### Stated goal
Reproduce every line of the records below verbatim, with no alterations.

Entries drawn from a collection:
-- begin --
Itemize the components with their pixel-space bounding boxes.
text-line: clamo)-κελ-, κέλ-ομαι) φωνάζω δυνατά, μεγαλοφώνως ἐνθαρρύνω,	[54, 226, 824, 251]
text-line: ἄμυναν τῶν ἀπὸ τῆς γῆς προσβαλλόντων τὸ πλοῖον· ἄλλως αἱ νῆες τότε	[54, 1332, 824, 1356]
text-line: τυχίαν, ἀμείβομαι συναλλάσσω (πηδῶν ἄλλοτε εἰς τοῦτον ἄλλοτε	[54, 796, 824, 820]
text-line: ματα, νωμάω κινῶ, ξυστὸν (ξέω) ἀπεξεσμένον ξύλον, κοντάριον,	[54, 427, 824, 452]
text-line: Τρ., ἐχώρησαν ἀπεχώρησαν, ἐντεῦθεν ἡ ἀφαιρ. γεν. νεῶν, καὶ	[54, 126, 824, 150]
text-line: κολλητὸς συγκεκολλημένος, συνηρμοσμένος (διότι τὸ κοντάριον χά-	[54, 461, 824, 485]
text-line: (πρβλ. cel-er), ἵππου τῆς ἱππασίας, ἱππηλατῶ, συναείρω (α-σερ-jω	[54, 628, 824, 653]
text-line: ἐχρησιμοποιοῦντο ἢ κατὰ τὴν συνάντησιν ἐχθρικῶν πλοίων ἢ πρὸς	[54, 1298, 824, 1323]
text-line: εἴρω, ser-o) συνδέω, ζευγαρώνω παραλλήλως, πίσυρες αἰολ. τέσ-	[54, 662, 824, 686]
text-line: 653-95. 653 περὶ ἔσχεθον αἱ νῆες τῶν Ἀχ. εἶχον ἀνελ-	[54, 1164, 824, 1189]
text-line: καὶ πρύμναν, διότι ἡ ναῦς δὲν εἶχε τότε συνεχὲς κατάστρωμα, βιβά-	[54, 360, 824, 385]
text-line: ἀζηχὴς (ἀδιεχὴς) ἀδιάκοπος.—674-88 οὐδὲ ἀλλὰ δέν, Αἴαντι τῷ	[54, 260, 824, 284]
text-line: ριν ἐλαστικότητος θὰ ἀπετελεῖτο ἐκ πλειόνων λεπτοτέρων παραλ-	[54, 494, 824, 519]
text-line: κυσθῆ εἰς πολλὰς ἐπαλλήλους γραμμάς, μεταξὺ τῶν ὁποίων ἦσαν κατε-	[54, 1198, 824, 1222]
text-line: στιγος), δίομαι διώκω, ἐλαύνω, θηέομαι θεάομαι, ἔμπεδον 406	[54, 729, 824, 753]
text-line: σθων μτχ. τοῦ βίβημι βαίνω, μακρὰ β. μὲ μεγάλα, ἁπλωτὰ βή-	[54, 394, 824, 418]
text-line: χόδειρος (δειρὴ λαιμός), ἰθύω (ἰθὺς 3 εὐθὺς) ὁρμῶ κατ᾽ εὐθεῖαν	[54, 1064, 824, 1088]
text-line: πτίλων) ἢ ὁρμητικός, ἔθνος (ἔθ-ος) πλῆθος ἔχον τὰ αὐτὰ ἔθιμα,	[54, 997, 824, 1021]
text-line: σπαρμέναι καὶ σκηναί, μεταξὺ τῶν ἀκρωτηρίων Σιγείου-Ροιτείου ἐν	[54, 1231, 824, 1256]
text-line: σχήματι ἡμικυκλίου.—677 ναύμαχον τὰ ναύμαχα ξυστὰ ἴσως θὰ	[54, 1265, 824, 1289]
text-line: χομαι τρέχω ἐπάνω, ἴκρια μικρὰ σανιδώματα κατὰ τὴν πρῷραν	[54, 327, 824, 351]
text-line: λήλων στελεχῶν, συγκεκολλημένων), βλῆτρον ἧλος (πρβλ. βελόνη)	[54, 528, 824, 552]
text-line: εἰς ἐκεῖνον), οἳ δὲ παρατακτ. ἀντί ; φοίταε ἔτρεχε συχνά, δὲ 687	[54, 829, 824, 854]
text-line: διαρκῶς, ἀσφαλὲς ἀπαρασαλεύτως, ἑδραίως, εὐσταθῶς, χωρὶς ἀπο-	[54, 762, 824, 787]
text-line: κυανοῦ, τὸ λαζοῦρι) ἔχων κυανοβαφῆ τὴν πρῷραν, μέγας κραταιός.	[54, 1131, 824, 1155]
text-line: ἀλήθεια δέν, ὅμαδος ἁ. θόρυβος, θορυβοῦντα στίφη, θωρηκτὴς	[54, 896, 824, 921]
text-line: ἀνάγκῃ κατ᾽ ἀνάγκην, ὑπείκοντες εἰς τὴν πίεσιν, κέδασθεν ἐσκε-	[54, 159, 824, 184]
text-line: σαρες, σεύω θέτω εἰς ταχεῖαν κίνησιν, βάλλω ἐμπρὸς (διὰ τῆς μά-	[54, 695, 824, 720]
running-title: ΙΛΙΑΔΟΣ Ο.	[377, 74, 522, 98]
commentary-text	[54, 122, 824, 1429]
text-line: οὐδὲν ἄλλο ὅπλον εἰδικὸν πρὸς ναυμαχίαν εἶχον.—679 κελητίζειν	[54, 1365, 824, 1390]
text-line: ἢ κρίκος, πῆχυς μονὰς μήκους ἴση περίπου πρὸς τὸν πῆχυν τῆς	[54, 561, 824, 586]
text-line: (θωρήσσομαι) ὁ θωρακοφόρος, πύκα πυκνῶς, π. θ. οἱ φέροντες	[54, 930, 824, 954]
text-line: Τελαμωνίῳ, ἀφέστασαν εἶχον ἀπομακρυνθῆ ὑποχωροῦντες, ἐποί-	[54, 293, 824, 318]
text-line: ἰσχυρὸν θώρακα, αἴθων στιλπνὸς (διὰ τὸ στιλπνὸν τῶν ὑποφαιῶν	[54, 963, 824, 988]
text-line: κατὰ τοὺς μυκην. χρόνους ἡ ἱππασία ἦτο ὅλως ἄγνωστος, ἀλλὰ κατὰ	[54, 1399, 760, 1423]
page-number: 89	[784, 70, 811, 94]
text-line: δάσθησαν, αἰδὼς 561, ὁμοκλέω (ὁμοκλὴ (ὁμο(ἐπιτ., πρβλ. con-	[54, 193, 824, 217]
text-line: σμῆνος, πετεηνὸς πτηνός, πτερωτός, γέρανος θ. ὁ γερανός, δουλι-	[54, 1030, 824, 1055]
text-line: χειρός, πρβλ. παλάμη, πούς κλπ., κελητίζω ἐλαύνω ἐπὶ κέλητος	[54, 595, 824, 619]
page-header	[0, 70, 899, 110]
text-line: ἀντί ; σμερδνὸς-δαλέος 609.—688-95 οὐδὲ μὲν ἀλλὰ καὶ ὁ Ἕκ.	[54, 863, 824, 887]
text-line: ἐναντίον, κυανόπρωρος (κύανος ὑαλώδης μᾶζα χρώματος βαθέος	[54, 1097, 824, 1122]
-- end --
### Task response
Itemize the components with their pixel-space bounding boxes.
text-line: clamo)-κελ-, κέλ-ομαι) φωνάζω δυνατά, μεγαλοφώνως ἐνθαρρύνω,	[54, 226, 824, 251]
text-line: ἄμυναν τῶν ἀπὸ τῆς γῆς προσβαλλόντων τὸ πλοῖον· ἄλλως αἱ νῆες τότε	[54, 1332, 824, 1356]
text-line: τυχίαν, ἀμείβομαι συναλλάσσω (πηδῶν ἄλλοτε εἰς τοῦτον ἄλλοτε	[54, 796, 824, 820]
text-line: ματα, νωμάω κινῶ, ξυστὸν (ξέω) ἀπεξεσμένον ξύλον, κοντάριον,	[54, 427, 824, 452]
text-line: Τρ., ἐχώρησαν ἀπεχώρησαν, ἐντεῦθεν ἡ ἀφαιρ. γεν. νεῶν, καὶ	[54, 126, 824, 150]
text-line: κολλητὸς συγκεκολλημένος, συνηρμοσμένος (διότι τὸ κοντάριον χά-	[54, 461, 824, 485]
text-line: (πρβλ. cel-er), ἵππου τῆς ἱππασίας, ἱππηλατῶ, συναείρω (α-σερ-jω	[54, 628, 824, 653]
text-line: ἐχρησιμοποιοῦντο ἢ κατὰ τὴν συνάντησιν ἐχθρικῶν πλοίων ἢ πρὸς	[54, 1298, 824, 1323]
text-line: εἴρω, ser-o) συνδέω, ζευγαρώνω παραλλήλως, πίσυρες αἰολ. τέσ-	[54, 662, 824, 686]
text-line: 653-95. 653 περὶ ἔσχεθον αἱ νῆες τῶν Ἀχ. εἶχον ἀνελ-	[54, 1164, 824, 1189]
text-line: καὶ πρύμναν, διότι ἡ ναῦς δὲν εἶχε τότε συνεχὲς κατάστρωμα, βιβά-	[54, 360, 824, 385]
text-line: ἀζηχὴς (ἀδιεχὴς) ἀδιάκοπος.—674-88 οὐδὲ ἀλλὰ δέν, Αἴαντι τῷ	[54, 260, 824, 284]
text-line: ριν ἐλαστικότητος θὰ ἀπετελεῖτο ἐκ πλειόνων λεπτοτέρων παραλ-	[54, 494, 824, 519]
text-line: κυσθῆ εἰς πολλὰς ἐπαλλήλους γραμμάς, μεταξὺ τῶν ὁποίων ἦσαν κατε-	[54, 1198, 824, 1222]
text-line: στιγος), δίομαι διώκω, ἐλαύνω, θηέομαι θεάομαι, ἔμπεδον 406	[54, 729, 824, 753]
text-line: σθων μτχ. τοῦ βίβημι βαίνω, μακρὰ β. μὲ μεγάλα, ἁπλωτὰ βή-	[54, 394, 824, 418]
text-line: χόδειρος (δειρὴ λαιμός), ἰθύω (ἰθὺς 3 εὐθὺς) ὁρμῶ κατ᾽ εὐθεῖαν	[54, 1064, 824, 1088]
text-line: πτίλων) ἢ ὁρμητικός, ἔθνος (ἔθ-ος) πλῆθος ἔχον τὰ αὐτὰ ἔθιμα,	[54, 997, 824, 1021]
text-line: σπαρμέναι καὶ σκηναί, μεταξὺ τῶν ἀκρωτηρίων Σιγείου-Ροιτείου ἐν	[54, 1231, 824, 1256]
text-line: σχήματι ἡμικυκλίου.—677 ναύμαχον τὰ ναύμαχα ξυστὰ ἴσως θὰ	[54, 1265, 824, 1289]
text-line: χομαι τρέχω ἐπάνω, ἴκρια μικρὰ σανιδώματα κατὰ τὴν πρῷραν	[54, 327, 824, 351]
text-line: λήλων στελεχῶν, συγκεκολλημένων), βλῆτρον ἧλος (πρβλ. βελόνη)	[54, 528, 824, 552]
text-line: εἰς ἐκεῖνον), οἳ δὲ παρατακτ. ἀντί ; φοίταε ἔτρεχε συχνά, δὲ 687	[54, 829, 824, 854]
text-line: διαρκῶς, ἀσφαλὲς ἀπαρασαλεύτως, ἑδραίως, εὐσταθῶς, χωρὶς ἀπο-	[54, 762, 824, 787]
text-line: κυανοῦ, τὸ λαζοῦρι) ἔχων κυανοβαφῆ τὴν πρῷραν, μέγας κραταιός.	[54, 1131, 824, 1155]
text-line: ἀλήθεια δέν, ὅμαδος ἁ. θόρυβος, θορυβοῦντα στίφη, θωρηκτὴς	[54, 896, 824, 921]
text-line: ἀνάγκῃ κατ᾽ ἀνάγκην, ὑπείκοντες εἰς τὴν πίεσιν, κέδασθεν ἐσκε-	[54, 159, 824, 184]
text-line: σαρες, σεύω θέτω εἰς ταχεῖαν κίνησιν, βάλλω ἐμπρὸς (διὰ τῆς μά-	[54, 695, 824, 720]
running-title: ΙΛΙΑΔΟΣ Ο.	[377, 74, 522, 98]
commentary-text	[54, 122, 824, 1429]
text-line: οὐδὲν ἄλλο ὅπλον εἰδικὸν πρὸς ναυμαχίαν εἶχον.—679 κελητίζειν	[54, 1365, 824, 1390]
text-line: ἢ κρίκος, πῆχυς μονὰς μήκους ἴση περίπου πρὸς τὸν πῆχυν τῆς	[54, 561, 824, 586]
text-line: (θωρήσσομαι) ὁ θωρακοφόρος, πύκα πυκνῶς, π. θ. οἱ φέροντες	[54, 930, 824, 954]
text-line: Τελαμωνίῳ, ἀφέστασαν εἶχον ἀπομακρυνθῆ ὑποχωροῦντες, ἐποί-	[54, 293, 824, 318]
text-line: ἰσχυρὸν θώρακα, αἴθων στιλπνὸς (διὰ τὸ στιλπνὸν τῶν ὑποφαιῶν	[54, 963, 824, 988]
text-line: κατὰ τοὺς μυκην. χρόνους ἡ ἱππασία ἦτο ὅλως ἄγνωστος, ἀλλὰ κατὰ	[54, 1399, 760, 1423]
page-number: 89	[784, 70, 811, 94]
text-line: δάσθησαν, αἰδὼς 561, ὁμοκλέω (ὁμοκλὴ (ὁμο(ἐπιτ., πρβλ. con-	[54, 193, 824, 217]
text-line: σμῆνος, πετεηνὸς πτηνός, πτερωτός, γέρανος θ. ὁ γερανός, δουλι-	[54, 1030, 824, 1055]
text-line: χειρός, πρβλ. παλάμη, πούς κλπ., κελητίζω ἐλαύνω ἐπὶ κέλητος	[54, 595, 824, 619]
page-header	[0, 70, 899, 110]
text-line: ἀντί ; σμερδνὸς-δαλέος 609.—688-95 οὐδὲ μὲν ἀλλὰ καὶ ὁ Ἕκ.	[54, 863, 824, 887]
text-line: ἐναντίον, κυανόπρωρος (κύανος ὑαλώδης μᾶζα χρώματος βαθέος	[54, 1097, 824, 1122]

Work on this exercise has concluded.